**Problems:**
**a.** In the KIP-455 vote thread, which two new fields does the KIP add to the LeaderAndIsr request?
**b.** Write the next part of the KIP-455 vote thread, picking up right after its last sentence.

=== Passage shown ===

Re: [VOTE] KIP-455: Create an Administrative API for Replica Reassignment

Posted by Jun Rao <ju...@confluent.io>.
Hi, Stan,

Thanks for the explanation.

10. If those new fields in LeaderAndIsr are only needed for future work,
perhaps they should be added when we do the future work instead of now?

Jun


On Wed, Jul 31, 2019 at 2:30 AM Stanislav Kozlovski <st...@confluent.io>
wrote:

> Hey Jun,
>
> I think I can answer some of your questions on behalf of Colin -- he can
> confirm if I'm correct
>
> > 10. The KIP adds two new fields (AddingReplicas and RemovingReplicas) to
> LeaderAndIsr request. Could you explain how these 2 fields will be used?
> Sorry for not explaining this in the KIP - those fields won't be used by
> the non-controller brokers yet. Our plans for them are outlined in the
> Future Work section of the KIP - namely "Reassignment Quotas that only
> throttle reassignment traffic" and "Add reassignment metrics".

=== Dataset ===

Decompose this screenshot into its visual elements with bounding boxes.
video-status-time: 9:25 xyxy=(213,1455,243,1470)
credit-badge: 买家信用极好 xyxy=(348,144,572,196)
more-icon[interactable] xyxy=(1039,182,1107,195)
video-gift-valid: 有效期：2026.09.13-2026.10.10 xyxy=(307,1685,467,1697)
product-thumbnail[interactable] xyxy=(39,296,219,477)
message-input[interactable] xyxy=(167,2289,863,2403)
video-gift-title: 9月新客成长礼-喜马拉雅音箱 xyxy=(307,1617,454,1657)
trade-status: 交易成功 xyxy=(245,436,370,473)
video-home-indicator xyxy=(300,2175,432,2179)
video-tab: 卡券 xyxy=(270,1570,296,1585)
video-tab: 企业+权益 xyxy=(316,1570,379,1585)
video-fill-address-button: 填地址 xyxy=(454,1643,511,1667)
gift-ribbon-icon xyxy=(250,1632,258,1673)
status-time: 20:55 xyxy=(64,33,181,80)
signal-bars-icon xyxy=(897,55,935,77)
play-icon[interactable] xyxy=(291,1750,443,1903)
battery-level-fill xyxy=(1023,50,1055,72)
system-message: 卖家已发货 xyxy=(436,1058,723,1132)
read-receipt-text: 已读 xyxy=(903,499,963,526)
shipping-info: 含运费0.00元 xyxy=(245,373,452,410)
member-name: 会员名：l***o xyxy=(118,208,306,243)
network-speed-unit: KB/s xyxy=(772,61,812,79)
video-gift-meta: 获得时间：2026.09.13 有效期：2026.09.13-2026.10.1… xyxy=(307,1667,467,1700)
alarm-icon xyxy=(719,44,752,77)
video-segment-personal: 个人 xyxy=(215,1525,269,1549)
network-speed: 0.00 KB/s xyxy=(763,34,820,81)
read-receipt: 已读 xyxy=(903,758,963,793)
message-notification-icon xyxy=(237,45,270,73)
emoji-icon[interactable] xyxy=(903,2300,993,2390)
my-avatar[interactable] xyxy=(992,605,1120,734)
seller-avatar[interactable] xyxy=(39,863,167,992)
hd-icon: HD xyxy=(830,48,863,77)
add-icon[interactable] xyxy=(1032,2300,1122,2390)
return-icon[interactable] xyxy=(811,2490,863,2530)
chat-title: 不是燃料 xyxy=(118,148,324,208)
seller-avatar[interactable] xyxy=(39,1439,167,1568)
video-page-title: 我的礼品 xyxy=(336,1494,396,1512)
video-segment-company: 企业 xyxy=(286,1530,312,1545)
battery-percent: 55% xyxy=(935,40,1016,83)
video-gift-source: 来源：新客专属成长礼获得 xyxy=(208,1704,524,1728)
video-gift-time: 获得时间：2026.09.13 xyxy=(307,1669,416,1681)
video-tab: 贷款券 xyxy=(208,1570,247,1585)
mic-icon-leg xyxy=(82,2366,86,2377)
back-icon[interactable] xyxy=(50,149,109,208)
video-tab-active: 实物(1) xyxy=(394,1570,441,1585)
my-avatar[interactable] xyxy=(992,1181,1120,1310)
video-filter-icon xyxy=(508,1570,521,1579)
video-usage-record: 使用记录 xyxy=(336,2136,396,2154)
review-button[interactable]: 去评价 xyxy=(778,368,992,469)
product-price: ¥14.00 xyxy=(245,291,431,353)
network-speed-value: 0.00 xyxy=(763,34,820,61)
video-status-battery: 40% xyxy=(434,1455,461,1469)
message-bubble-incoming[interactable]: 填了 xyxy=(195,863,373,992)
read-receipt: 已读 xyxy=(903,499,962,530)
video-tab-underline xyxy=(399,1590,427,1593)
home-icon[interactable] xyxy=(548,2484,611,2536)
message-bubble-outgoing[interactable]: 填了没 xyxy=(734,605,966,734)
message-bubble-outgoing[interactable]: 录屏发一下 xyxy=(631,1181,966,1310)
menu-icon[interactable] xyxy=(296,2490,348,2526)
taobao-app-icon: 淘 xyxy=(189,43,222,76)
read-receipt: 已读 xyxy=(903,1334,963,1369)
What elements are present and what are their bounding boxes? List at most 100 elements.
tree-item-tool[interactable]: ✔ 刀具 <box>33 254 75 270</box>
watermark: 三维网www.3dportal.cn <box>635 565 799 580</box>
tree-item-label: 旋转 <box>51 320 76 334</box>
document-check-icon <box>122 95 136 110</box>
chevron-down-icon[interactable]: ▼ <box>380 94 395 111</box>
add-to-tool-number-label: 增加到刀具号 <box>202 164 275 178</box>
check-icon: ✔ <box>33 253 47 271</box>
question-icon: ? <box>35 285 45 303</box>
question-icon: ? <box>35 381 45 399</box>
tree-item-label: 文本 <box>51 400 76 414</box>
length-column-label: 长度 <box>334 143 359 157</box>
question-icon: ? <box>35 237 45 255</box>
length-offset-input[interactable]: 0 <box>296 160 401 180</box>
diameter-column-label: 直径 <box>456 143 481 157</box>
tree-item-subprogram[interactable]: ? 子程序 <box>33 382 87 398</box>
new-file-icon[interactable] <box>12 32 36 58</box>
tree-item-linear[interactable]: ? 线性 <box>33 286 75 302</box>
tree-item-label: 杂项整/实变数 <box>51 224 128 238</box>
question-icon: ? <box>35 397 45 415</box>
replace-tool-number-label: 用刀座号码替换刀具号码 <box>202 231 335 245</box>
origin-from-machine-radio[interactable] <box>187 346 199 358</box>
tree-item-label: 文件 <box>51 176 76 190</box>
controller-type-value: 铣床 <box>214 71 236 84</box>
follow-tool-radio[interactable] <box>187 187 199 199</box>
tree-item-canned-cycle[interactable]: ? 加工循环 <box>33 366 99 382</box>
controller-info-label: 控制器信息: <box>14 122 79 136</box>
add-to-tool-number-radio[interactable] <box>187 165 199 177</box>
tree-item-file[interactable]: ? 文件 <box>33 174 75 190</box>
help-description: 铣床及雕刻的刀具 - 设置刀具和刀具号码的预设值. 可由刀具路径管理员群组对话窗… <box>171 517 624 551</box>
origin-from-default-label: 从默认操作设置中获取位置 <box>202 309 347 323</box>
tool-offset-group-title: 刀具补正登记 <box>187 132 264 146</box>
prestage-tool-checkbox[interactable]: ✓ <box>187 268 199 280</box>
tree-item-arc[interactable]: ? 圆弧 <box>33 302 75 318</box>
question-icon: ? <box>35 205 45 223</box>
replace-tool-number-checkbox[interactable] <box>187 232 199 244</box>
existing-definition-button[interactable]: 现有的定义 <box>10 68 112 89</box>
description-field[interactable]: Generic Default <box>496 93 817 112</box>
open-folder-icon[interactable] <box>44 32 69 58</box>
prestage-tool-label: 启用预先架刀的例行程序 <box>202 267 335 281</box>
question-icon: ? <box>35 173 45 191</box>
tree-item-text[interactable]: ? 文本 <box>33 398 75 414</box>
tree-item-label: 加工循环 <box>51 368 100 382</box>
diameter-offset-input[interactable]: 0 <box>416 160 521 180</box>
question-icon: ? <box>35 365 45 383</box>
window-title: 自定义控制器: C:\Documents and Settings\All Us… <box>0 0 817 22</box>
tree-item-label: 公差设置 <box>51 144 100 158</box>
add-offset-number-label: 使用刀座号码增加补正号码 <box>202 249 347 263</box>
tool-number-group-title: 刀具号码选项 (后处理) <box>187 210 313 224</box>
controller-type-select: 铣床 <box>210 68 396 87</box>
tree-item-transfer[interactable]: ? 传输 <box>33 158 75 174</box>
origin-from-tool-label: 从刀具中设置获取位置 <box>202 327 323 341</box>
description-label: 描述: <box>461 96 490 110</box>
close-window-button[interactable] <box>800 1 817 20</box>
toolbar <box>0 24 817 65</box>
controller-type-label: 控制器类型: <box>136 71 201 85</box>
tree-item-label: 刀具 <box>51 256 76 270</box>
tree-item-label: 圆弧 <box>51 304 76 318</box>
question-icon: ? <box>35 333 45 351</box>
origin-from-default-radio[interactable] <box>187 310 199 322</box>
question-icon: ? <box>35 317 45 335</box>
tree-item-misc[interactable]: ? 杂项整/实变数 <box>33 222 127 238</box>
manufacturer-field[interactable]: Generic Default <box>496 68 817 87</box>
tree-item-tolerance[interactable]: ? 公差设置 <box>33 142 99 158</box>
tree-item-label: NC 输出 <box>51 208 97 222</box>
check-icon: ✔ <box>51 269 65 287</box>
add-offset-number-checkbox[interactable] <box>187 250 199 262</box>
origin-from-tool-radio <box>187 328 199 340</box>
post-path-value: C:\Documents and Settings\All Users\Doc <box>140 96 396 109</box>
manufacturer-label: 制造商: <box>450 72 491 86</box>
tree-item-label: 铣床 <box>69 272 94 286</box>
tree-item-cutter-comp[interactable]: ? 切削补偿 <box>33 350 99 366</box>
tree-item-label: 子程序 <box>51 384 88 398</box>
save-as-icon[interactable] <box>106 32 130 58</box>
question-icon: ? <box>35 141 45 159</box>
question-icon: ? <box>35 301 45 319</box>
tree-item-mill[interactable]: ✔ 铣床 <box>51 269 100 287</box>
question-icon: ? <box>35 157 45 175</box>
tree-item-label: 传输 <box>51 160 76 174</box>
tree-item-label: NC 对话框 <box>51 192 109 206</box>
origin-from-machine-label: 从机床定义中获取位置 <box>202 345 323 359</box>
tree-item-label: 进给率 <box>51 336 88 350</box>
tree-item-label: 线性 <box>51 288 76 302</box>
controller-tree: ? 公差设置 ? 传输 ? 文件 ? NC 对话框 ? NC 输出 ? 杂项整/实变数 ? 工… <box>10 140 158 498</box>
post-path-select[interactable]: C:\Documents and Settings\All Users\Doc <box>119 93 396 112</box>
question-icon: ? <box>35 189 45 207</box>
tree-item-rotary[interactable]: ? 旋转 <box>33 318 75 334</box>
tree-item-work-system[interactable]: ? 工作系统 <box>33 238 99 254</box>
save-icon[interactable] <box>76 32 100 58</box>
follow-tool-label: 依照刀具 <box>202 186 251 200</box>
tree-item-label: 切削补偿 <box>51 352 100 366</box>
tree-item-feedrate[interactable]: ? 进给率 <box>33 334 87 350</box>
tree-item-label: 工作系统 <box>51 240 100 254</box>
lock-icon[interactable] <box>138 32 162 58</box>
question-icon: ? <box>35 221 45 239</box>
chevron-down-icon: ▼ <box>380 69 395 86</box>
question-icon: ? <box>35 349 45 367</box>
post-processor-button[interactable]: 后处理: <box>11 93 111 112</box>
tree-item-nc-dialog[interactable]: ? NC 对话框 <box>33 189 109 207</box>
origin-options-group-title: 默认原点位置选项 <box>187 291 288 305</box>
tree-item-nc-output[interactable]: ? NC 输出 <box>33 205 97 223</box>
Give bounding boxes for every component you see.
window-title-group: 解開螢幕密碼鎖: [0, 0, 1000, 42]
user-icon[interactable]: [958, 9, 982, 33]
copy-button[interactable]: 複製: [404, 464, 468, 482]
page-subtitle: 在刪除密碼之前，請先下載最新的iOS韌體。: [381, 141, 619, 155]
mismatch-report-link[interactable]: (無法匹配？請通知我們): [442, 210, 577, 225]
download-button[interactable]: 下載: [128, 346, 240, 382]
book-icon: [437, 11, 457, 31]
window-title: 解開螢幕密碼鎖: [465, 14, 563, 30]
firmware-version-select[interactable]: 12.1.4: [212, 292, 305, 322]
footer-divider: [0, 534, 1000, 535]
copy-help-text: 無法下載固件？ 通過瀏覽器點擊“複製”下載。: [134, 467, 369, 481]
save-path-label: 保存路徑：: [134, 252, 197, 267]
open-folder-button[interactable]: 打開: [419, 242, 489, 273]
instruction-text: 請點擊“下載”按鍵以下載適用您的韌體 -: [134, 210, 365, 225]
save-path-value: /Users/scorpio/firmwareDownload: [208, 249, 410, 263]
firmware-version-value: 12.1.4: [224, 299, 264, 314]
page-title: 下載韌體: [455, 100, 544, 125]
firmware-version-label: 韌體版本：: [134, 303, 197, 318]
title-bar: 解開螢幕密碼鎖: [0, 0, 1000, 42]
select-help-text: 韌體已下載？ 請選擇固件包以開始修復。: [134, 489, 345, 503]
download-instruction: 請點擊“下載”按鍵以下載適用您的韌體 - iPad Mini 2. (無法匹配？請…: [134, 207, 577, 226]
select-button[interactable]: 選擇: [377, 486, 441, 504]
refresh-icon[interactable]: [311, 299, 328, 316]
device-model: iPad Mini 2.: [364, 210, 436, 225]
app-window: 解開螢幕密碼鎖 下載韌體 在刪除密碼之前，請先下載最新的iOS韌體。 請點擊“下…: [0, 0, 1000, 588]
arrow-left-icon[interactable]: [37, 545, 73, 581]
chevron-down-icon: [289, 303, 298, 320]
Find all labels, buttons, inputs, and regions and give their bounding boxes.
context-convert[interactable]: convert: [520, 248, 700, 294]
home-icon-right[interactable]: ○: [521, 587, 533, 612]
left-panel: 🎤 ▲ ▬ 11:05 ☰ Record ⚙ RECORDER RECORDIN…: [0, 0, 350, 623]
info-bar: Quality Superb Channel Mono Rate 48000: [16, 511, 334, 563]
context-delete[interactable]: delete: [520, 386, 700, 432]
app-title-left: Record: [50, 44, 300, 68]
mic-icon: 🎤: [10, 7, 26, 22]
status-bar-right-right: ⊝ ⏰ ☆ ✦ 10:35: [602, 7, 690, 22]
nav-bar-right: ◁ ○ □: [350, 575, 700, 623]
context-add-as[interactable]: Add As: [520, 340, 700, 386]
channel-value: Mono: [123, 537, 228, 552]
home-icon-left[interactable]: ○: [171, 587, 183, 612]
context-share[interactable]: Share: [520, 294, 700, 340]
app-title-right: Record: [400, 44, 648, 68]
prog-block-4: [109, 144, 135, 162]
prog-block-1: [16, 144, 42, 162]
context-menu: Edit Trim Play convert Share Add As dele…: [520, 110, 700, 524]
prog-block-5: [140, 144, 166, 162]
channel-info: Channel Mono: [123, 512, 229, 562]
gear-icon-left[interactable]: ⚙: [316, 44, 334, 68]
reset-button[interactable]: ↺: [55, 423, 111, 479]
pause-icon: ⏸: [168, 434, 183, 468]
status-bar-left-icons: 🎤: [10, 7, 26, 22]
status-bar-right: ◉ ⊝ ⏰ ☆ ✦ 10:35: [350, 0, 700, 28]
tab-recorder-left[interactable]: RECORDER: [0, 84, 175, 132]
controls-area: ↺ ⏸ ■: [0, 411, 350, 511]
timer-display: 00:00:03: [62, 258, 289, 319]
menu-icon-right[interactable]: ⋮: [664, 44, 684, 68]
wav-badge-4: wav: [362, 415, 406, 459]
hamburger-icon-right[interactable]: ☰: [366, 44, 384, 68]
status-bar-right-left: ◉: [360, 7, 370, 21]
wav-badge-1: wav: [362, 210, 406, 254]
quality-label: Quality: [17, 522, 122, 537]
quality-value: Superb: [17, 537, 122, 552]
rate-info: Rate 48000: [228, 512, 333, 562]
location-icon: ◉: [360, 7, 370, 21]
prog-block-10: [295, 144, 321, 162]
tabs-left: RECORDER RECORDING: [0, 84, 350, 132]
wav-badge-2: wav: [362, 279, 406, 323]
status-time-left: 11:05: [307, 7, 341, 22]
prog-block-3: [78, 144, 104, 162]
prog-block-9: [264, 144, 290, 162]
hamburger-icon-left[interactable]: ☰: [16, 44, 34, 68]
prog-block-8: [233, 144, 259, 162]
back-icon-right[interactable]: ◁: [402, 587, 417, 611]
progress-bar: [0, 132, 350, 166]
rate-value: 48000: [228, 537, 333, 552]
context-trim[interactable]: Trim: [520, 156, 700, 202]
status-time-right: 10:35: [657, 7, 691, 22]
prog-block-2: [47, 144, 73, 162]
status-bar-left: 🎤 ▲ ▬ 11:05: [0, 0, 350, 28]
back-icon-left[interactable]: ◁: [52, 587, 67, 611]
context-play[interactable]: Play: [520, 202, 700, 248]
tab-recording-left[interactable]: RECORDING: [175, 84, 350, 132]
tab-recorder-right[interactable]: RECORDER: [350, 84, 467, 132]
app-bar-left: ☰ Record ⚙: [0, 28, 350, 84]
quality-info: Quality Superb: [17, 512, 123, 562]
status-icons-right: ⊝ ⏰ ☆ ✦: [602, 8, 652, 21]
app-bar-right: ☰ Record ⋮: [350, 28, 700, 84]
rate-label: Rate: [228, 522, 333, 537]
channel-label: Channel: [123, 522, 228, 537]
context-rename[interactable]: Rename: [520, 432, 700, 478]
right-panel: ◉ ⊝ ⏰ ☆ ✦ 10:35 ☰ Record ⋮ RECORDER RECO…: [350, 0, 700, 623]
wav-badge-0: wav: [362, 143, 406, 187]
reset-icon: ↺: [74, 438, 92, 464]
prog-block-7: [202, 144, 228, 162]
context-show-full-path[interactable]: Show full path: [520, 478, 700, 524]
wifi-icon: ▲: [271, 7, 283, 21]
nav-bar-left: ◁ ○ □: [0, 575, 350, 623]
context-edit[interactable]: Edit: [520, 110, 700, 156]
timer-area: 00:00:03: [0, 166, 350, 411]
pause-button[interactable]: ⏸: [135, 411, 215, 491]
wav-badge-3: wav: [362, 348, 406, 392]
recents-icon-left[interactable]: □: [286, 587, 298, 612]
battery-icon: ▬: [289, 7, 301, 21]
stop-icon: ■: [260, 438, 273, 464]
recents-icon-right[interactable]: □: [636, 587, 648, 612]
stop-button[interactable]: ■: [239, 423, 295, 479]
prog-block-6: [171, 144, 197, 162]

===

**Answers for the tasks:**
**a.** AddingReplicas and RemovingReplicas.

**b.**
>
> > Should we include those two fields in UpdateMetadata and potentially
> Metadata requests too?
> I recall this was discussed in the beginning by Colin and Jason, so I'll
> let Colin answer that question.
>
> 11 & 12. Correct, we need to send StopReplica requests. The implementation
> does this (
>
> https://github.com/apache/kafka/pull/7128/files#diff-ed90e8ecc5439a5ede5e362255d11be1R651
> )
> -- I'll update the KIP to mention it as well.
> I tried to document the algorithm here
>
> https://github.com/apache/kafka/pull/7128/files#diff-ed90e8ecc5439a5ede5e362255d11be1R521
> .
>
> 13. I think so. (
> https://github.com/apache/kafka/pull/7128#discussion_r308866206). I'll
> reflect this in the KIP
>
> Here is the updated KIP diff -
>
> https://cwiki.apache.org/confluence/pages/diffpagesbyversion.action?pageId=112820260&selectedPageVersions=36&selectedPageVersions=35
>
> Thanks,
> Stanislav
>
> On Tue, Jul 30, 2019 at 10:18 PM Jun Rao <ju...@confluent.io> wrote:
>
> > Hi, Colin,
> >
> > Thanks for the KIP. Sorry for the late reply. LGTM overall. A few
> detailed
> > comments below.
> >
> > 10. The KIP adds two new fields (AddingReplicas and RemovingReplicas) to
> > LeaderAndIsr request. Could you explain how these 2 fields will be used?
> > Should we include those two fields in UpdateMetadata and potentially
> > Metadata requests too?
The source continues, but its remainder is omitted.